## [Given task]
Will you write out the data exactly, excluding every picture?

◆ ◆ ◆ ◆ ◆

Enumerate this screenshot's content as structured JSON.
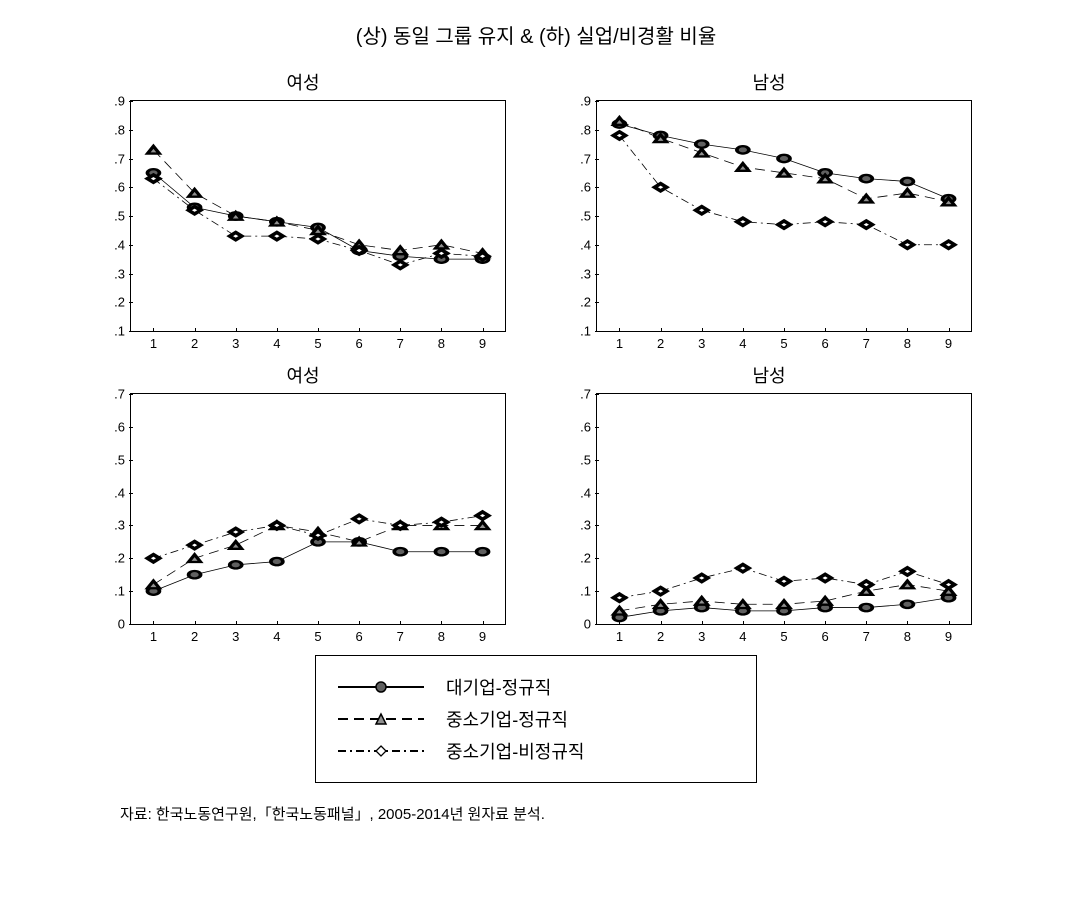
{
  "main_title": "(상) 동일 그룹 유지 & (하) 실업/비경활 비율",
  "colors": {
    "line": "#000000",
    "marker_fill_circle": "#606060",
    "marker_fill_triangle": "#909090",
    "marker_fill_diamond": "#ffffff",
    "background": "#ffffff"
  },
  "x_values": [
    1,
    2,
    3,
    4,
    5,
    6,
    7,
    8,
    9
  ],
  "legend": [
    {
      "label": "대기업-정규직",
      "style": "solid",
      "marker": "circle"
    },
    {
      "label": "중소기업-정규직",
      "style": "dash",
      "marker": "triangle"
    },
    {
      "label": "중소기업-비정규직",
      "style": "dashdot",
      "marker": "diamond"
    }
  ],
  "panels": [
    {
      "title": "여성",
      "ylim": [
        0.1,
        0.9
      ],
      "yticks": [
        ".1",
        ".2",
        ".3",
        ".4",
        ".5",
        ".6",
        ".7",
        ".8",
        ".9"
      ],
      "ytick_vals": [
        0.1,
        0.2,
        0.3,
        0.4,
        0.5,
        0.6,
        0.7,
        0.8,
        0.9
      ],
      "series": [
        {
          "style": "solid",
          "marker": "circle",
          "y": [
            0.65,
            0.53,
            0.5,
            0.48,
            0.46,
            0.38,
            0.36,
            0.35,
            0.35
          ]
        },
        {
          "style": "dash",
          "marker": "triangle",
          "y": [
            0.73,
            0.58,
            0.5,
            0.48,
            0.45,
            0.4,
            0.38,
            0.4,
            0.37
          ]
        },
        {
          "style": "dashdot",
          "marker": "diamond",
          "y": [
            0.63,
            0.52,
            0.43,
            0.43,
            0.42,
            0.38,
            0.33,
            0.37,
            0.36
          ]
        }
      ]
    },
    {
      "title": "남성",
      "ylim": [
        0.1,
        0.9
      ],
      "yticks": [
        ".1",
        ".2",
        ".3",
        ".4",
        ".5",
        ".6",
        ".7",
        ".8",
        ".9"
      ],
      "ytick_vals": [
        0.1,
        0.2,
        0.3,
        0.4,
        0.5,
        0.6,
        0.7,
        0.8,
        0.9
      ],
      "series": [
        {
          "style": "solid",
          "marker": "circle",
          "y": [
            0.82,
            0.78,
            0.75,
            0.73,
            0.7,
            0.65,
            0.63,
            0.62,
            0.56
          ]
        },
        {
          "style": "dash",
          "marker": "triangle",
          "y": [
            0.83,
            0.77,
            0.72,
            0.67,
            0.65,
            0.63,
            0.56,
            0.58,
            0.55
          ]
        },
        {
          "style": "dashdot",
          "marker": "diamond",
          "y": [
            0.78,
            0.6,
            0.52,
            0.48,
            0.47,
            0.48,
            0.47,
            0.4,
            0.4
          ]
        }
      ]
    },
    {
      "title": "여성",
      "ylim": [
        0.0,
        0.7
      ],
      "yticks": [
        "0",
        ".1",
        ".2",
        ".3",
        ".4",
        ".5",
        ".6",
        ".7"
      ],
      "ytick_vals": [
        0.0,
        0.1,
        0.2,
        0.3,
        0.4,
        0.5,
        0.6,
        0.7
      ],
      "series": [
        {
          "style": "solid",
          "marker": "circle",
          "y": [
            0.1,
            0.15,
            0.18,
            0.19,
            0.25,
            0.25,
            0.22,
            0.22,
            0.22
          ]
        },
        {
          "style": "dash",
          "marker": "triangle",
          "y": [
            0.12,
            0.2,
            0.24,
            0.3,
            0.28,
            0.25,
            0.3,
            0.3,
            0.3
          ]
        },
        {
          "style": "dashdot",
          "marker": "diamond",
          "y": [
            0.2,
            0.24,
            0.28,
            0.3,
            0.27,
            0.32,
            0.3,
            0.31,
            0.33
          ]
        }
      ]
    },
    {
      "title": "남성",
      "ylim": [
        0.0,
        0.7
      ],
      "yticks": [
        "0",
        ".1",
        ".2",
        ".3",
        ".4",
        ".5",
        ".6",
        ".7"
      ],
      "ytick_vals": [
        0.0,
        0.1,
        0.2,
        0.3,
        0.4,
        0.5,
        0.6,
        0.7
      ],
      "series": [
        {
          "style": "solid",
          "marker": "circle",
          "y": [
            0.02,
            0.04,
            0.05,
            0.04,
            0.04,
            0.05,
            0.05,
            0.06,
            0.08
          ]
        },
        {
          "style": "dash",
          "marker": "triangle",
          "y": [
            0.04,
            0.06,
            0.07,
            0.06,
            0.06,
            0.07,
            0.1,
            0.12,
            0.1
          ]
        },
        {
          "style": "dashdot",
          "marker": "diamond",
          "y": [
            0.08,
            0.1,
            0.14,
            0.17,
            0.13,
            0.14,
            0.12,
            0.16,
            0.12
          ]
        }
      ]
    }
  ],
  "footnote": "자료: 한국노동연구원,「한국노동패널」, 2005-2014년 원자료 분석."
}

◆ ◆ ◆ ◆ ◆

## [Final answer]
Enumerate this screenshot's content as structured JSON.
{
  "main_title": "(상) 동일 그룹 유지 & (하) 실업/비경활 비율",
  "colors": {
    "line": "#000000",
    "marker_fill_circle": "#606060",
    "marker_fill_triangle": "#909090",
    "marker_fill_diamond": "#ffffff",
    "background": "#ffffff"
  },
  "x_values": [
    1,
    2,
    3,
    4,
    5,
    6,
    7,
    8,
    9
  ],
  "legend": [
    {
      "label": "대기업-정규직",
      "style": "solid",
      "marker": "circle"
    },
    {
      "label": "중소기업-정규직",
      "style": "dash",
      "marker": "triangle"
    },
    {
      "label": "중소기업-비정규직",
      "style": "dashdot",
      "marker": "diamond"
    }
  ],
  "panels": [
    {
      "title": "여성",
      "ylim": [
        0.1,
        0.9
      ],
      "yticks": [
        ".1",
        ".2",
        ".3",
        ".4",
        ".5",
        ".6",
        ".7",
        ".8",
        ".9"
      ],
      "ytick_vals": [
        0.1,
        0.2,
        0.3,
        0.4,
        0.5,
        0.6,
        0.7,
        0.8,
        0.9
      ],
      "series": [
        {
          "style": "solid",
          "marker": "circle",
          "y": [
            0.65,
            0.53,
            0.5,
            0.48,
            0.46,
            0.38,
            0.36,
            0.35,
            0.35
          ]
        },
        {
          "style": "dash",
          "marker": "triangle",
          "y": [
            0.73,
            0.58,
            0.5,
            0.48,
            0.45,
            0.4,
            0.38,
            0.4,
            0.37
          ]
        },
        {
          "style": "dashdot",
          "marker": "diamond",
          "y": [
            0.63,
            0.52,
            0.43,
            0.43,
            0.42,
            0.38,
            0.33,
            0.37,
            0.36
          ]
        }
      ]
    },
    {
      "title": "남성",
      "ylim": [
        0.1,
        0.9
      ],
      "yticks": [
        ".1",
        ".2",
        ".3",
        ".4",
        ".5",
        ".6",
        ".7",
        ".8",
        ".9"
      ],
      "ytick_vals": [
        0.1,
        0.2,
        0.3,
        0.4,
        0.5,
        0.6,
        0.7,
        0.8,
        0.9
      ],
      "series": [
        {
          "style": "solid",
          "marker": "circle",
          "y": [
            0.82,
            0.78,
            0.75,
            0.73,
            0.7,
            0.65,
            0.63,
            0.62,
            0.56
          ]
        },
        {
          "style": "dash",
          "marker": "triangle",
          "y": [
            0.83,
            0.77,
            0.72,
            0.67,
            0.65,
            0.63,
            0.56,
            0.58,
            0.55
          ]
        },
        {
          "style": "dashdot",
          "marker": "diamond",
          "y": [
            0.78,
            0.6,
            0.52,
            0.48,
            0.47,
            0.48,
            0.47,
            0.4,
            0.4
          ]
        }
      ]
    },
    {
      "title": "여성",
      "ylim": [
        0.0,
        0.7
      ],
      "yticks": [
        "0",
        ".1",
        ".2",
        ".3",
        ".4",
        ".5",
        ".6",
        ".7"
      ],
      "ytick_vals": [
        0.0,
        0.1,
        0.2,
        0.3,
        0.4,
        0.5,
        0.6,
        0.7
      ],
      "series": [
        {
          "style": "solid",
          "marker": "circle",
          "y": [
            0.1,
            0.15,
            0.18,
            0.19,
            0.25,
            0.25,
            0.22,
            0.22,
            0.22
          ]
        },
        {
          "style": "dash",
          "marker": "triangle",
          "y": [
            0.12,
            0.2,
            0.24,
            0.3,
            0.28,
            0.25,
            0.3,
            0.3,
            0.3
          ]
        },
        {
          "style": "dashdot",
          "marker": "diamond",
          "y": [
            0.2,
            0.24,
            0.28,
            0.3,
            0.27,
            0.32,
            0.3,
            0.31,
            0.33
          ]
        }
      ]
    },
    {
      "title": "남성",
      "ylim": [
        0.0,
        0.7
      ],
      "yticks": [
        "0",
        ".1",
        ".2",
        ".3",
        ".4",
        ".5",
        ".6",
        ".7"
      ],
      "ytick_vals": [
        0.0,
        0.1,
        0.2,
        0.3,
        0.4,
        0.5,
        0.6,
        0.7
      ],
      "series": [
        {
          "style": "solid",
          "marker": "circle",
          "y": [
            0.02,
            0.04,
            0.05,
            0.04,
            0.04,
            0.05,
            0.05,
            0.06,
            0.08
          ]
        },
        {
          "style": "dash",
          "marker": "triangle",
          "y": [
            0.04,
            0.06,
            0.07,
            0.06,
            0.06,
            0.07,
            0.1,
            0.12,
            0.1
          ]
        },
        {
          "style": "dashdot",
          "marker": "diamond",
          "y": [
            0.08,
            0.1,
            0.14,
            0.17,
            0.13,
            0.14,
            0.12,
            0.16,
            0.12
          ]
        }
      ]
    }
  ],
  "footnote": "자료: 한국노동연구원,「한국노동패널」, 2005-2014년 원자료 분석."
}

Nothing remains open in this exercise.